> [SUPPLIED PASSAGE]:
## START

In the instant case, the Assessing Officer having noted from the facts on record and on applying the principles of law that he would not have jurisdiction over the assessee, he may express his reasons therefor in the order sheet, which may form the basis for the Commissioner of Income-tax for transferring the file to the Officer who would have a jurisdiction over him.
Since the very crux of jurisdiction is shaken in the instant case, that is the Assessing Officer (International Taxation) having found the assessee to be a resident, he exercised jurisdiction over him. Since he had exercised jurisdiction without authority and without any authorization therefor, the order passed by him suffers from lack of jurisdiction. Such an order would, therefore, become an illegal order and non est in the eye of law. We hold accordingly and quash the order.
Though it may not be necessary to go into the merits of the issue before us, namely, inclusion of rent on notional basis and the calculation error in interest under section 244A of the Act, we would, as an abundant precaution cover these two issues also.

## END

> [DATASET RECORDS]:

## START

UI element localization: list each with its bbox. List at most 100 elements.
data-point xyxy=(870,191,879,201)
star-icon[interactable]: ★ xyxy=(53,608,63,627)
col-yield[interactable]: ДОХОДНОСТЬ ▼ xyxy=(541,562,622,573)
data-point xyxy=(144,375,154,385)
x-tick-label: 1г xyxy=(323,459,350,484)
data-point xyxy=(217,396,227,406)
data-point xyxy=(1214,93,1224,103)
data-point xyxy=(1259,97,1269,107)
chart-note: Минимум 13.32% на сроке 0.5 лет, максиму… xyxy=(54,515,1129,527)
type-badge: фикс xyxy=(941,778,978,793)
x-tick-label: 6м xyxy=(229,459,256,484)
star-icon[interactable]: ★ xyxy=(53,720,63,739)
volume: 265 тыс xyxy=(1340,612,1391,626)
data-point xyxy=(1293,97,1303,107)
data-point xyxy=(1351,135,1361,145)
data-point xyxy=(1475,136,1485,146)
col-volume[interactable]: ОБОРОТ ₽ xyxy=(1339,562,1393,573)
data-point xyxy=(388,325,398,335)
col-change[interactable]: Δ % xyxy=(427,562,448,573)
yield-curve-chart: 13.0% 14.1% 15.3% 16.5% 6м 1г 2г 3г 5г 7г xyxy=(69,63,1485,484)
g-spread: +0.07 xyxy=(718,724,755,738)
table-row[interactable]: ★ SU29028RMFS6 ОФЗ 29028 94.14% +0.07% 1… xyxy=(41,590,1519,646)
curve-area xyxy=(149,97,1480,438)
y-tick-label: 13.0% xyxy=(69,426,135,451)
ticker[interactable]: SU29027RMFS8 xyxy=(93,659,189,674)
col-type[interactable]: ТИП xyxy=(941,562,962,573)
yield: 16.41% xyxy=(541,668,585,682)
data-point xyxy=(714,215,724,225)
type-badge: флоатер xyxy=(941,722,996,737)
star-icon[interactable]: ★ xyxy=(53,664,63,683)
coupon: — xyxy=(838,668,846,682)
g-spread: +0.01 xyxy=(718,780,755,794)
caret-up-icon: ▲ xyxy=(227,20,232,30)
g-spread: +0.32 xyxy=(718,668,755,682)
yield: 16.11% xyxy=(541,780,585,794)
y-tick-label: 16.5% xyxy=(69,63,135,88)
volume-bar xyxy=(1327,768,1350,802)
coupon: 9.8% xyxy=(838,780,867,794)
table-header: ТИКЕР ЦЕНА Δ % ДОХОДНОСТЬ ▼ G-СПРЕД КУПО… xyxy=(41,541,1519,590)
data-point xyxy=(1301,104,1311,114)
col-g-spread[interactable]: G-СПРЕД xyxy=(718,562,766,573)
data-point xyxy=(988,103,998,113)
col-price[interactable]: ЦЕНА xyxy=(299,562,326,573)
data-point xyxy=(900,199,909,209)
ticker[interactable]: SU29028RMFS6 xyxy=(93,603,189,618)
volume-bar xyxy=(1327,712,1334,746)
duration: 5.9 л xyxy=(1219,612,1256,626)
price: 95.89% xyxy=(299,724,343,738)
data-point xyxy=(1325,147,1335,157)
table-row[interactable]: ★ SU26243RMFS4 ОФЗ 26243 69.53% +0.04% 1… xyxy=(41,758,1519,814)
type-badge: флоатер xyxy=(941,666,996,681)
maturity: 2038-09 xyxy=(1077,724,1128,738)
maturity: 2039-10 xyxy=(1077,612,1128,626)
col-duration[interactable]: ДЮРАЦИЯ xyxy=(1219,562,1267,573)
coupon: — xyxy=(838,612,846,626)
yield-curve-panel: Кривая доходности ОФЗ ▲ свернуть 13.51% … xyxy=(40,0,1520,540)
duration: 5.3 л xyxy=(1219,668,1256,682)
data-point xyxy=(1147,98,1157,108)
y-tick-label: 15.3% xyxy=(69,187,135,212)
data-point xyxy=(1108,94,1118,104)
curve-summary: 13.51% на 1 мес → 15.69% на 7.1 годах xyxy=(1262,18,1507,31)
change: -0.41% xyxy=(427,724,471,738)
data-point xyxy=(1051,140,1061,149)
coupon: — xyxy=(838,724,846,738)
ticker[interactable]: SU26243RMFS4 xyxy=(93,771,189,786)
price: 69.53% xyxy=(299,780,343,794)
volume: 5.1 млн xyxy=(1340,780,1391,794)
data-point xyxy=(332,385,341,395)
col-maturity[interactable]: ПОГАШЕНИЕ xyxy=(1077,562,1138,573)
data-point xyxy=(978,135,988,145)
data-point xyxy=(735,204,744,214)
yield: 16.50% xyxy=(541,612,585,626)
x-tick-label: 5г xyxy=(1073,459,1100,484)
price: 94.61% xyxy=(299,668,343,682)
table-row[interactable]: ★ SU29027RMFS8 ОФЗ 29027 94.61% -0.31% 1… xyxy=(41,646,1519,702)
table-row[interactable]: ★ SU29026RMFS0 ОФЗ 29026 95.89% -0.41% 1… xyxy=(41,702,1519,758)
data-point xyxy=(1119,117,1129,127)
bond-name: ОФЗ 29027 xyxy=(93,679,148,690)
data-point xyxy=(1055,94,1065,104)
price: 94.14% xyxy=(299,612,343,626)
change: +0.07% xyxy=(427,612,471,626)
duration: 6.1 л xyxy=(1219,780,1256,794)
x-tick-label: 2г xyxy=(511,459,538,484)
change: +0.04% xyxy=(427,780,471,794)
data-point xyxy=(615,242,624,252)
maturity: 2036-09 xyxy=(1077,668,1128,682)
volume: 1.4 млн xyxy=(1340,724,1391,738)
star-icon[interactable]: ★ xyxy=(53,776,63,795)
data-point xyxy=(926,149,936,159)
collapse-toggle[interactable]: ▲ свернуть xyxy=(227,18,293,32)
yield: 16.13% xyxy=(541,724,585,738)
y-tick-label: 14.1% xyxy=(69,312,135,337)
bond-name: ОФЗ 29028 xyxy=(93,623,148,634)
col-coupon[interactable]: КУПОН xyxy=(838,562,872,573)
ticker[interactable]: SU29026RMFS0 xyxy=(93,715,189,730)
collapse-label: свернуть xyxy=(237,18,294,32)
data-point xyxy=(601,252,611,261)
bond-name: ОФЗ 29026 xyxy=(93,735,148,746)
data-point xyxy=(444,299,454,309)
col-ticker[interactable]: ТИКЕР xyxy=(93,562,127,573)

## END

> [WHAT TO DO]: Print the tax ruling passage from "In the instant case, the" to "a jurisdiction over him.". Rely only on the tax ruling passage, not on the material.

> [CORRECT RESPONSE]:
In the instant case, the Assessing Officer having noted from the facts on record and on applying the principles of law that he would not have jurisdiction over the assessee, he may express his reasons therefor in the order sheet, which may form the basis for the Commissioner of Income-tax for transferring the file to the Officer who would have a jurisdiction over him.